> _PROVIDED PASSAGE_
● ● ●
I also like the idea of many of us having some strong connections in different groups. It is great you can visit a city and be sure some folks will want to meet up, or the opposite, to know a geo-friend is coming to town and a few locals will want to gather and have a chat.
Q: I read on your blog that you’re a big sailor. How did you get into that? Any future sailing goals?
A: Oh, you said it wrong. I’m big, period. And then I’m a bit of a sailor 😂. I got into sailing only around ten years ago when I started attending sailing practice with my Prodevelop friends some Friday afternoons after work. Shortly after, I got a skipper license to learn more about the craft and began to participate in sailing activities in bigger yachts. In 2016 I joined the Oosterschelde to sail from Douarnenez in France to Oban* in Scotland. I realized then that that was the kind of sailing I loved the most: a big schooner where everyone in the crew had to hoist sails, take the wheel, help on the galley, and learn together about the sea.
One of the many things I love about this kind of activity is that you join an effort to move the boat from point A to point B, and everyone is needed. You work in shifts that rotate through the day, collaborating in the common goal of arriving at B successfully. People from different cultures, ages, and backgrounds, total strangers before starting the trip, and enclosed in a not so ample space 24 hours a day, need to learn many things quickly. This gets you in a very particular mood, a mix of confusion, excitement, positivism, and sometimes a bit of fear. Some may be experienced sailors, others like more occasional practitioners, some absolutely new to the experience, but everyone learns and enjoys the trip together. I totally recommend it, no previous experience is needed, and it is OK for all ages. I’ve sailed with people in their 20s and in their 80s.
● ● ●
> _DATA EXTRACT_

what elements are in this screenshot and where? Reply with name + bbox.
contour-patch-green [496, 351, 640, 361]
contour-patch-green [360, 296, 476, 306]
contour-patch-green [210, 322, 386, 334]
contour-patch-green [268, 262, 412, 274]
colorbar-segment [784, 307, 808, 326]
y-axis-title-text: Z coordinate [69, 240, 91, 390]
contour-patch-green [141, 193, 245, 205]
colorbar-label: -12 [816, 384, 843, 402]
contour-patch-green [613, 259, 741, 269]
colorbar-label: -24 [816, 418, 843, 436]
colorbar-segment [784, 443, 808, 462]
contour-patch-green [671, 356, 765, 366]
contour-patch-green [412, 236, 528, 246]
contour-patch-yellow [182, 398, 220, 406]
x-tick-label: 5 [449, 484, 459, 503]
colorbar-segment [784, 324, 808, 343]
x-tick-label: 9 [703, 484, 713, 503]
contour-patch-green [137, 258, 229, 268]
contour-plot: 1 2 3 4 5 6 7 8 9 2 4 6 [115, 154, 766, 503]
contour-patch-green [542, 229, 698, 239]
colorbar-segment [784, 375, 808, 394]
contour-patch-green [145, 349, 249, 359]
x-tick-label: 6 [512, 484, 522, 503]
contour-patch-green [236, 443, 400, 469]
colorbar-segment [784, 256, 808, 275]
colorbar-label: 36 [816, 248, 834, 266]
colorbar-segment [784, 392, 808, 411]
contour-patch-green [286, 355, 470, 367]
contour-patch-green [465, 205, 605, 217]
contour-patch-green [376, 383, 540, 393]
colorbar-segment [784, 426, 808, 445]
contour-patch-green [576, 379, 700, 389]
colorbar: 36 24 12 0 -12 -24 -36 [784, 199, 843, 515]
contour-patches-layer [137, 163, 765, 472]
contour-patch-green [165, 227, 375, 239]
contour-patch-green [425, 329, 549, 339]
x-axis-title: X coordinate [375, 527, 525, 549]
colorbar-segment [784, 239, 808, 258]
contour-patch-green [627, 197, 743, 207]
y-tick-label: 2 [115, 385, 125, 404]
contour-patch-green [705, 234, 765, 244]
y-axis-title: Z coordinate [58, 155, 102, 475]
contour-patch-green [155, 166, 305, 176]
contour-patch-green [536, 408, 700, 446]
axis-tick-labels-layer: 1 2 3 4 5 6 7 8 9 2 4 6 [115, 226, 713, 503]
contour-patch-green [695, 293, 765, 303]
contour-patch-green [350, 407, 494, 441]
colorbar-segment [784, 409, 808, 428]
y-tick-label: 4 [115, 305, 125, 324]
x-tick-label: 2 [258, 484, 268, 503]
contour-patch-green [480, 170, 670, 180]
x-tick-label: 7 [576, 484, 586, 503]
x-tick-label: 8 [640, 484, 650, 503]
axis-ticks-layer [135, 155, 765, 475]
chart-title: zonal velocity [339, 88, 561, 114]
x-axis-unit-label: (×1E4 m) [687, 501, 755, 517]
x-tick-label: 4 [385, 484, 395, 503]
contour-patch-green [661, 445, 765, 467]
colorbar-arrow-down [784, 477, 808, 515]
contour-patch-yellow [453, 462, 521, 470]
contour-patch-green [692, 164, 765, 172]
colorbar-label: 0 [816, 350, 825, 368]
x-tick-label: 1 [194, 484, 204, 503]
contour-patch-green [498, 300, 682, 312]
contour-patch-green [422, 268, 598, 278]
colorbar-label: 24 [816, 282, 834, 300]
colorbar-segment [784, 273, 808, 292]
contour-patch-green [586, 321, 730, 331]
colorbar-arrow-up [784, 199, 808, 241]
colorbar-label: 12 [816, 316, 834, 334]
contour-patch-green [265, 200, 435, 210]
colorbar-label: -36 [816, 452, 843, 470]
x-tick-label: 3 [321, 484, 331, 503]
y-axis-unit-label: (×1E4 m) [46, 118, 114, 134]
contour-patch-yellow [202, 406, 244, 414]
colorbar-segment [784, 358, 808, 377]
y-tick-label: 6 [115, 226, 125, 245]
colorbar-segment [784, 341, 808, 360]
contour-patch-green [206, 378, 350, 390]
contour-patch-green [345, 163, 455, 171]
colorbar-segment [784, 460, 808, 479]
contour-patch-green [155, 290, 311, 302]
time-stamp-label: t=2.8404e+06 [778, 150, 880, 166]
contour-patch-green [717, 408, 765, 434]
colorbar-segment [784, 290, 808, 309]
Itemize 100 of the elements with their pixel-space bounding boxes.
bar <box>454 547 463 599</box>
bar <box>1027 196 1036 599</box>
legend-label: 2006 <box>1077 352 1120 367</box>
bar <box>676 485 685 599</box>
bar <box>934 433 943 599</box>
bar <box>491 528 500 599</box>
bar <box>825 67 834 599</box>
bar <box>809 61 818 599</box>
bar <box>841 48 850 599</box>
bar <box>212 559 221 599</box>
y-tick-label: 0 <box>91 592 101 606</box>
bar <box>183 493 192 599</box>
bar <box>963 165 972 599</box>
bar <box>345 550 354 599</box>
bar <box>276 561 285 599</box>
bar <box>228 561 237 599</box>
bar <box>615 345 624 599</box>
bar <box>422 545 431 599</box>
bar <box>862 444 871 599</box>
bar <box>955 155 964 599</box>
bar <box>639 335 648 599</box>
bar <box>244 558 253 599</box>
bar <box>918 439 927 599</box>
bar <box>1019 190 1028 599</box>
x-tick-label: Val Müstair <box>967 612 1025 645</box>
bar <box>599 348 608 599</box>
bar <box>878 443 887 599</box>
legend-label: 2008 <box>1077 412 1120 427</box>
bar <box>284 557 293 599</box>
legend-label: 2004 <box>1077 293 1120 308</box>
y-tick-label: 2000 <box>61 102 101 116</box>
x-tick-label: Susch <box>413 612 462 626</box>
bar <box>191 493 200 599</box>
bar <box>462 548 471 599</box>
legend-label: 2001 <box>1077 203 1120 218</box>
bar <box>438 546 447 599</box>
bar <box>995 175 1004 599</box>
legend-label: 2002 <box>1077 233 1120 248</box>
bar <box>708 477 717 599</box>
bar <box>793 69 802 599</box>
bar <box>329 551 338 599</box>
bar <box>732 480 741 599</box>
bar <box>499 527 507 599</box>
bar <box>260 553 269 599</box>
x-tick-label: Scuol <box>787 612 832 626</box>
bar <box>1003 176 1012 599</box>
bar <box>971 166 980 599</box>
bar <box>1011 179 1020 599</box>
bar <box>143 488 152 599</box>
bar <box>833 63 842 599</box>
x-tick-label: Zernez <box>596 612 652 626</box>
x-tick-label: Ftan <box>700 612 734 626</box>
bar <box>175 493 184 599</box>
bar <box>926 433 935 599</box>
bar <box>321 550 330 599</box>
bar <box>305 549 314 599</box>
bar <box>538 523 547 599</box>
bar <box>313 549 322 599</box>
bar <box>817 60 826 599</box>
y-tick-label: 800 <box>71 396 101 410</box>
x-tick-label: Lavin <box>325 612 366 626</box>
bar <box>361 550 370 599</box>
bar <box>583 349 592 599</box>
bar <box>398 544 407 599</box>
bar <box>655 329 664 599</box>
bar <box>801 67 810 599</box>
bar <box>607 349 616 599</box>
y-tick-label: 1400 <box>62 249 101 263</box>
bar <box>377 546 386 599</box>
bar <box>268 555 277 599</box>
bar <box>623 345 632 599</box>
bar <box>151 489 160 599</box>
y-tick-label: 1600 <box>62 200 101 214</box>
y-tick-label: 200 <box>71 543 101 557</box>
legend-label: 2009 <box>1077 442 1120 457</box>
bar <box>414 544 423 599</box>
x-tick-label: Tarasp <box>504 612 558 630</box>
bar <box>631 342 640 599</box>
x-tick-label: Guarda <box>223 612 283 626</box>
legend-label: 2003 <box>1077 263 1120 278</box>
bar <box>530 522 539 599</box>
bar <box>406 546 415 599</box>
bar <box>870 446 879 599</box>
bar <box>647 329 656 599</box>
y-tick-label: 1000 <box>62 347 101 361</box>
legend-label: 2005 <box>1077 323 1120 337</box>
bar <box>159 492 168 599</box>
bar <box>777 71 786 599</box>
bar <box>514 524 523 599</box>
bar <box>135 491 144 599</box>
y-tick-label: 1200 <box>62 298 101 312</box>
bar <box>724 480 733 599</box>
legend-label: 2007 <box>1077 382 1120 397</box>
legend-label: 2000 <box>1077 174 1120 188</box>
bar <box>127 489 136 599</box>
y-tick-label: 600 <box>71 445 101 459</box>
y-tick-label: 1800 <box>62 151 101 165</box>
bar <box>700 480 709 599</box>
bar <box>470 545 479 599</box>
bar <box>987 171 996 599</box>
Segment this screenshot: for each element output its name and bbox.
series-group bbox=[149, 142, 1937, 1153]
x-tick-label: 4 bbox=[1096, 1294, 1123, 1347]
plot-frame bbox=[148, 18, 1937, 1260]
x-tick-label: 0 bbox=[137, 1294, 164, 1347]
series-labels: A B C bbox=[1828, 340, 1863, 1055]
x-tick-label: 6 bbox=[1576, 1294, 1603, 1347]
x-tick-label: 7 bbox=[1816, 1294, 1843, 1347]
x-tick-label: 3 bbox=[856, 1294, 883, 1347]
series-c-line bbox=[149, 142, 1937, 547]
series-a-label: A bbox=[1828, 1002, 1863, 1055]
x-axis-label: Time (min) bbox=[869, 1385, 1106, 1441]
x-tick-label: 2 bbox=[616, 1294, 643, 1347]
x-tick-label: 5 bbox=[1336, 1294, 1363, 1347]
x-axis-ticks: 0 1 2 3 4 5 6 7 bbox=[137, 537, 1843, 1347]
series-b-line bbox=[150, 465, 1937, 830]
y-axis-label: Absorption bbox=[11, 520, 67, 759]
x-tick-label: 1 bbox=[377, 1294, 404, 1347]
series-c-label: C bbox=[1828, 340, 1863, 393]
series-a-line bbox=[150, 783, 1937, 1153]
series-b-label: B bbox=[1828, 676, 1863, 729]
● ● ●
> _TASKS AND EXERCISES_
• 1. Answer these questions using the interview excerpt:
(a) Who did the speaker start going to sailing practice with?
(b) What ship did the speaker join in 2016?
(c) What age ranges does the speaker mention having sailed with?
• 2. Copy everything in the interview excerpt from "A: Oh, you said" down to "about the sea.".
The listing has nothing to do with the interview excerpt.

> _NUMBERED ANSWERS_
• 1.
(a) Prodevelop friends.
(b) The Oosterschelde.
(c) People in their 20s and in their 80s.

• 2.
A: Oh, you said it wrong. I’m big, period. And then I’m a bit of a sailor 😂. I got into sailing only around ten years ago when I started attending sailing practice with my Prodevelop friends some Friday afternoons after work. Shortly after, I got a skipper license to learn more about the craft and began to participate in sailing activities in bigger yachts. In 2016 I joined the Oosterschelde to sail from Douarnenez in France to Oban* in Scotland. I realized then that that was the kind of sailing I loved the most: a big schooner where everyone in the crew had to hoist sails, take the wheel, help on the galley, and learn together about the sea.